[AVAILABLE RECORDS]
** BEGIN **

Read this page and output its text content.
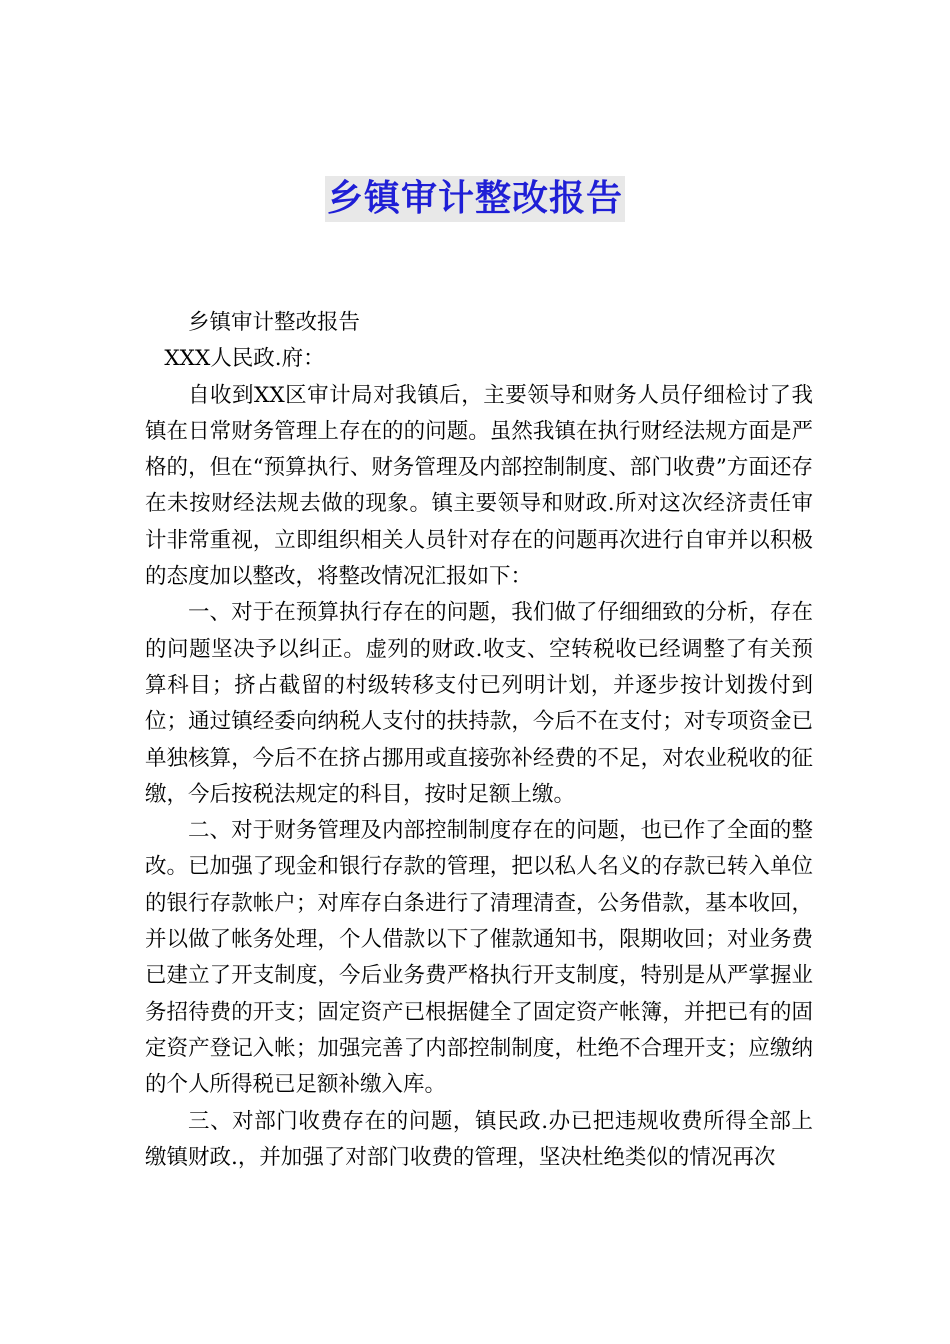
乡镇审计整改报告

乡镇审计整改报告

XXX人民政.府：

自收到XX区审计局对我镇后，主要领导和财务人员仔细检讨了我镇在日常财务管理上存在的的问题。虽然我镇在执行财经法规方面是严格的，但在“预算执行、财务管理及内部控制制度、部门收费”方面还存在未按财经法规去做的现象。镇主要领导和财政.所对这次经济责任审计非常重视，立即组织相关人员针对存在的问题再次进行自审并以积极的态度加以整改，将整改情况汇报如下：

一、对于在预算执行存在的问题，我们做了仔细细致的分析，存在的问题坚决予以纠正。虚列的财政.收支、空转税收已经调整了有关预算科目；挤占截留的村级转移支付已列明计划，并逐步按计划拨付到位；通过镇经委向纳税人支付的扶持款，今后不在支付；对专项资金已单独核算，今后不在挤占挪用或直接弥补经费的不足，对农业税收的征缴，今后按税法规定的科目，按时足额上缴。

二、对于财务管理及内部控制制度存在的问题，也已作了全面的整改。已加强了现金和银行存款的管理，把以私人名义的存款已转入单位的银行存款帐户；对库存白条进行了清理清查，公务借款，基本收回，并以做了帐务处理，个人借款以下了催款通知书，限期收回；对业务费已建立了开支制度，今后业务费严格执行开支制度，特别是从严掌握业务招待费的开支；固定资产已根据健全了固定资产帐簿，并把已有的固定资产登记入帐；加强完善了内部控制制度，杜绝不合理开支；应缴纳的个人所得税已足额补缴入库。

三、对部门收费存在的问题，镇民政.办已把违规收费所得全部上缴镇财政.，并加强了对部门收费的管理，坚决杜绝类似的情况再次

** END **

[DIRECTIONS FOR THIS TASK] Copy the material exactly. Do not include the pictures.

[ANSWER IN FULL]
Read this page and output its text content.
乡镇审计整改报告

乡镇审计整改报告

XXX人民政.府：

自收到XX区审计局对我镇后，主要领导和财务人员仔细检讨了我镇在日常财务管理上存在的的问题。虽然我镇在执行财经法规方面是严格的，但在“预算执行、财务管理及内部控制制度、部门收费”方面还存在未按财经法规去做的现象。镇主要领导和财政.所对这次经济责任审计非常重视，立即组织相关人员针对存在的问题再次进行自审并以积极的态度加以整改，将整改情况汇报如下：

一、对于在预算执行存在的问题，我们做了仔细细致的分析，存在的问题坚决予以纠正。虚列的财政.收支、空转税收已经调整了有关预算科目；挤占截留的村级转移支付已列明计划，并逐步按计划拨付到位；通过镇经委向纳税人支付的扶持款，今后不在支付；对专项资金已单独核算，今后不在挤占挪用或直接弥补经费的不足，对农业税收的征缴，今后按税法规定的科目，按时足额上缴。

二、对于财务管理及内部控制制度存在的问题，也已作了全面的整改。已加强了现金和银行存款的管理，把以私人名义的存款已转入单位的银行存款帐户；对库存白条进行了清理清查，公务借款，基本收回，并以做了帐务处理，个人借款以下了催款通知书，限期收回；对业务费已建立了开支制度，今后业务费严格执行开支制度，特别是从严掌握业务招待费的开支；固定资产已根据健全了固定资产帐簿，并把已有的固定资产登记入帐；加强完善了内部控制制度，杜绝不合理开支；应缴纳的个人所得税已足额补缴入库。

三、对部门收费存在的问题，镇民政.办已把违规收费所得全部上缴镇财政.，并加强了对部门收费的管理，坚决杜绝类似的情况再次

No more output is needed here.